Return the listing below word for word.

** Start The records **

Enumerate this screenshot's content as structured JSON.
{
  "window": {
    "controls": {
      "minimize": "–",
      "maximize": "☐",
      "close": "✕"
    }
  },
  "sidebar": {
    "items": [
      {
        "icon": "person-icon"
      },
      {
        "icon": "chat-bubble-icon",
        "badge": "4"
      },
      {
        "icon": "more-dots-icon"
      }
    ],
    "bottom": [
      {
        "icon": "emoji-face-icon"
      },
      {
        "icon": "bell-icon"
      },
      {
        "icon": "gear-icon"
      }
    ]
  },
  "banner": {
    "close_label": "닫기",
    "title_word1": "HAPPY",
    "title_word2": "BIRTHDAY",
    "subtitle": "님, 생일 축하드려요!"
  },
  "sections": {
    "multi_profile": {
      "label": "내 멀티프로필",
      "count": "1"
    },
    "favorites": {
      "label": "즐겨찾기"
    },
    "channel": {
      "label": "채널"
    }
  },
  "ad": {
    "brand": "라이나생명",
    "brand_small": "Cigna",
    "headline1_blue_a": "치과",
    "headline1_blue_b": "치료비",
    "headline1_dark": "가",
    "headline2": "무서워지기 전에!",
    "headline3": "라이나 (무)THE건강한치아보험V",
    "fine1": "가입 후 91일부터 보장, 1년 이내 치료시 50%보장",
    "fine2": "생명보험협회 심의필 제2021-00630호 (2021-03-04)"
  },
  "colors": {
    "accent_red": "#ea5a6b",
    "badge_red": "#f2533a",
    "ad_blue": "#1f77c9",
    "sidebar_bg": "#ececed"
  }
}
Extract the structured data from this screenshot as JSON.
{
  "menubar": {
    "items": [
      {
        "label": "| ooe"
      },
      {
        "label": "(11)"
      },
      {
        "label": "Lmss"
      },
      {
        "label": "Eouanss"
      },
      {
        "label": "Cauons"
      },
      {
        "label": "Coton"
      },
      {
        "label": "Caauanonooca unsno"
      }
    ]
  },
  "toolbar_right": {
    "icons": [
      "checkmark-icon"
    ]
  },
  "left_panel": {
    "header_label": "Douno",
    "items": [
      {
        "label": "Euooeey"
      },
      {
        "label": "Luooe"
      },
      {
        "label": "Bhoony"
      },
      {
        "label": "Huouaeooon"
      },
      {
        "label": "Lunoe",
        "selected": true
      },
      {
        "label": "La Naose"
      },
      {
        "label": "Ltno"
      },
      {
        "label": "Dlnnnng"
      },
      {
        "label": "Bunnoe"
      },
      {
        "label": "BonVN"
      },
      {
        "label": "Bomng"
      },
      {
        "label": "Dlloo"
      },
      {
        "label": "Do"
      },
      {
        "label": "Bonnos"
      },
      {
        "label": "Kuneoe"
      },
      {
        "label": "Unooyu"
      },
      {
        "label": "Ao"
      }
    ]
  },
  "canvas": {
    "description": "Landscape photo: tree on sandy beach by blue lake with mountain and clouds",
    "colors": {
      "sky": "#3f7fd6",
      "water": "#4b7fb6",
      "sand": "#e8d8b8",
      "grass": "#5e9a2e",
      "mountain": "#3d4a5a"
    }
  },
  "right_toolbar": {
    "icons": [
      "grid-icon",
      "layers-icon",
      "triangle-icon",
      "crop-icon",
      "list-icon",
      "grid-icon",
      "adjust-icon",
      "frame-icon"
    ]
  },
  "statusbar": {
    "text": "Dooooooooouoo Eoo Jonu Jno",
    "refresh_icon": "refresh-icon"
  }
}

** End The records **

* _Solution_:
Enumerate this screenshot's content as structured JSON.
{
  "window": {
    "controls": {
      "minimize": "–",
      "maximize": "☐",
      "close": "✕"
    }
  },
  "sidebar": {
    "items": [
      {
        "icon": "person-icon"
      },
      {
        "icon": "chat-bubble-icon",
        "badge": "4"
      },
      {
        "icon": "more-dots-icon"
      }
    ],
    "bottom": [
      {
        "icon": "emoji-face-icon"
      },
      {
        "icon": "bell-icon"
      },
      {
        "icon": "gear-icon"
      }
    ]
  },
  "banner": {
    "close_label": "닫기",
    "title_word1": "HAPPY",
    "title_word2": "BIRTHDAY",
    "subtitle": "님, 생일 축하드려요!"
  },
  "sections": {
    "multi_profile": {
      "label": "내 멀티프로필",
      "count": "1"
    },
    "favorites": {
      "label": "즐겨찾기"
    },
    "channel": {
      "label": "채널"
    }
  },
  "ad": {
    "brand": "라이나생명",
    "brand_small": "Cigna",
    "headline1_blue_a": "치과",
    "headline1_blue_b": "치료비",
    "headline1_dark": "가",
    "headline2": "무서워지기 전에!",
    "headline3": "라이나 (무)THE건강한치아보험V",
    "fine1": "가입 후 91일부터 보장, 1년 이내 치료시 50%보장",
    "fine2": "생명보험협회 심의필 제2021-00630호 (2021-03-04)"
  },
  "colors": {
    "accent_red": "#ea5a6b",
    "badge_red": "#f2533a",
    "ad_blue": "#1f77c9",
    "sidebar_bg": "#ececed"
  }
}
Extract the structured data from this screenshot as JSON.
{
  "menubar": {
    "items": [
      {
        "label": "| ooe"
      },
      {
        "label": "(11)"
      },
      {
        "label": "Lmss"
      },
      {
        "label": "Eouanss"
      },
      {
        "label": "Cauons"
      },
      {
        "label": "Coton"
      },
      {
        "label": "Caauanonooca unsno"
      }
    ]
  },
  "toolbar_right": {
    "icons": [
      "checkmark-icon"
    ]
  },
  "left_panel": {
    "header_label": "Douno",
    "items": [
      {
        "label": "Euooeey"
      },
      {
        "label": "Luooe"
      },
      {
        "label": "Bhoony"
      },
      {
        "label": "Huouaeooon"
      },
      {
        "label": "Lunoe",
        "selected": true
      },
      {
        "label": "La Naose"
      },
      {
        "label": "Ltno"
      },
      {
        "label": "Dlnnnng"
      },
      {
        "label": "Bunnoe"
      },
      {
        "label": "BonVN"
      },
      {
        "label": "Bomng"
      },
      {
        "label": "Dlloo"
      },
      {
        "label": "Do"
      },
      {
        "label": "Bonnos"
      },
      {
        "label": "Kuneoe"
      },
      {
        "label": "Unooyu"
      },
      {
        "label": "Ao"
      }
    ]
  },
  "canvas": {
    "description": "Landscape photo: tree on sandy beach by blue lake with mountain and clouds",
    "colors": {
      "sky": "#3f7fd6",
      "water": "#4b7fb6",
      "sand": "#e8d8b8",
      "grass": "#5e9a2e",
      "mountain": "#3d4a5a"
    }
  },
  "right_toolbar": {
    "icons": [
      "grid-icon",
      "layers-icon",
      "triangle-icon",
      "crop-icon",
      "list-icon",
      "grid-icon",
      "adjust-icon",
      "frame-icon"
    ]
  },
  "statusbar": {
    "text": "Dooooooooouoo Eoo Jonu Jno",
    "refresh_icon": "refresh-icon"
  }
}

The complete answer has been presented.